(Collected data entries)
▼

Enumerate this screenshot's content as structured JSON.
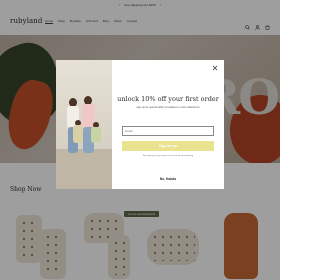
{
  "announcement": {
    "text": "free shipping over $150",
    "prev_icon": "chevron-left-icon",
    "next_icon": "chevron-right-icon"
  },
  "header": {
    "logo": "rubyland",
    "nav": [
      "Home",
      "Shop",
      "Bundles",
      "Gift Card",
      "Blog",
      "About",
      "Contact"
    ],
    "icons": [
      "search-icon",
      "account-icon",
      "cart-icon"
    ]
  },
  "hero": {
    "letters": "RO"
  },
  "section": {
    "title": "Shop Now",
    "badge": "Come see Rubyland"
  },
  "modal": {
    "title": "unlock 10% off your first order",
    "subtitle": "sign up for special offers & updates on new collections!",
    "email_placeholder": "Email",
    "signup_label": "Sign me up",
    "legal": "By signing up, you agree to receive email marketing",
    "no_thanks": "No, thanks",
    "close_icon": "close-icon"
  },
  "colors": {
    "signup": "#e9e28f",
    "overlay": "rgba(0,0,0,0.38)",
    "accent": "#5d6a4a"
  }
}
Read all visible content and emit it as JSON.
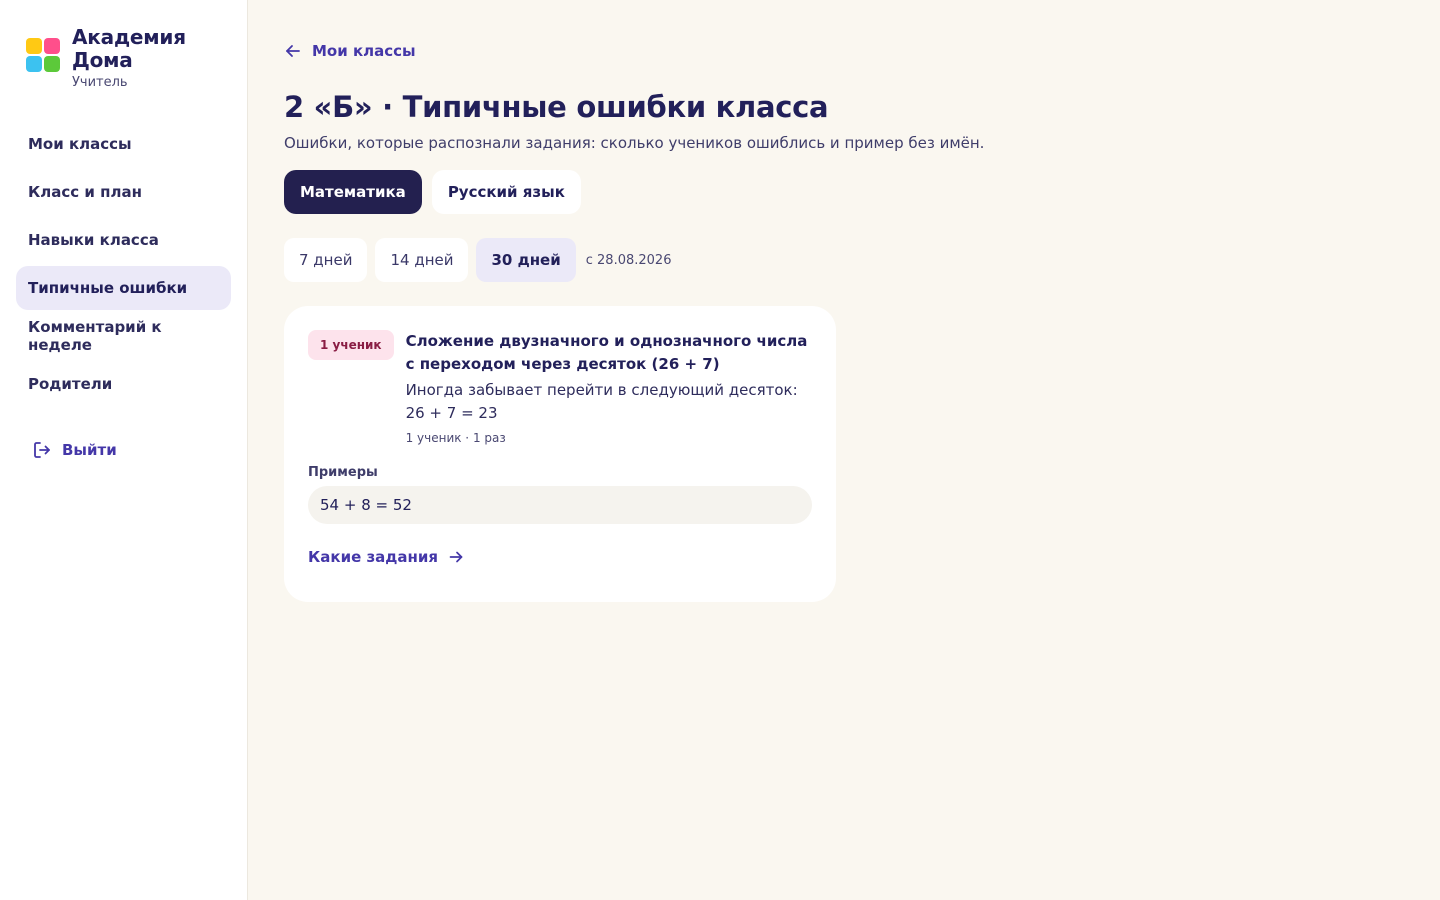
{
  "brand": {
    "name_line1": "Академия",
    "name_line2": "Дома",
    "role": "Учитель"
  },
  "sidebar": {
    "items": [
      {
        "label": "Мои классы",
        "active": false
      },
      {
        "label": "Класс и план",
        "active": false
      },
      {
        "label": "Навыки класса",
        "active": false
      },
      {
        "label": "Типичные ошибки",
        "active": true
      },
      {
        "label": "Комментарий к неделе",
        "active": false
      },
      {
        "label": "Родители",
        "active": false
      }
    ],
    "logout_label": "Выйти"
  },
  "main": {
    "back_label": "Мои классы",
    "title": "2 «Б» · Типичные ошибки класса",
    "subtitle": "Ошибки, которые распознали задания: сколько учеников ошиблись и пример без имён.",
    "subjects": [
      {
        "label": "Математика",
        "active": true
      },
      {
        "label": "Русский язык",
        "active": false
      }
    ],
    "periods": [
      {
        "label": "7 дней",
        "active": false
      },
      {
        "label": "14 дней",
        "active": false
      },
      {
        "label": "30 дней",
        "active": true
      }
    ],
    "period_since": "с 28.08.2026",
    "error_card": {
      "badge": "1 ученик",
      "title": "Сложение двузначного и однозначного числа с переходом через десяток (26 + 7)",
      "description": "Иногда забывает перейти в следующий десяток: 26 + 7 = 23",
      "meta": "1 ученик · 1 раз",
      "examples_label": "Примеры",
      "example": "54 + 8 = 52",
      "tasks_link": "Какие задания"
    }
  },
  "colors": {
    "accent": "#4437a8",
    "dark": "#23204f",
    "active_bg": "#ebe9f8",
    "page_bg": "#faf7f0",
    "badge_bg": "#fde3ec"
  }
}
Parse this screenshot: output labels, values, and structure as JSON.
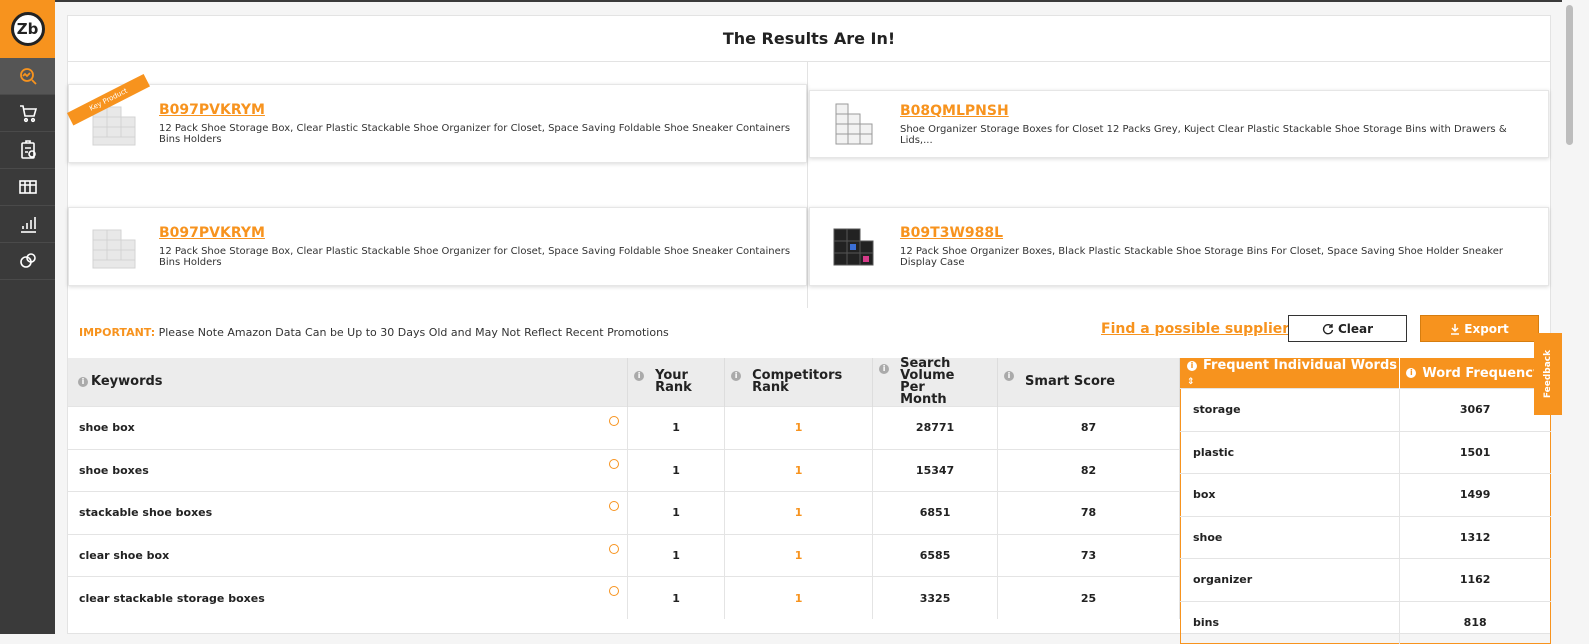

▲

Directions: All lines in the data that contain the word "JSON" should be copied.

Solution to this task:
Enumerate this screenshot's content as structured JSON.
Read all visible content and emit it as JSON.
Parse this screenshot: output labels, values, and structure as JSON.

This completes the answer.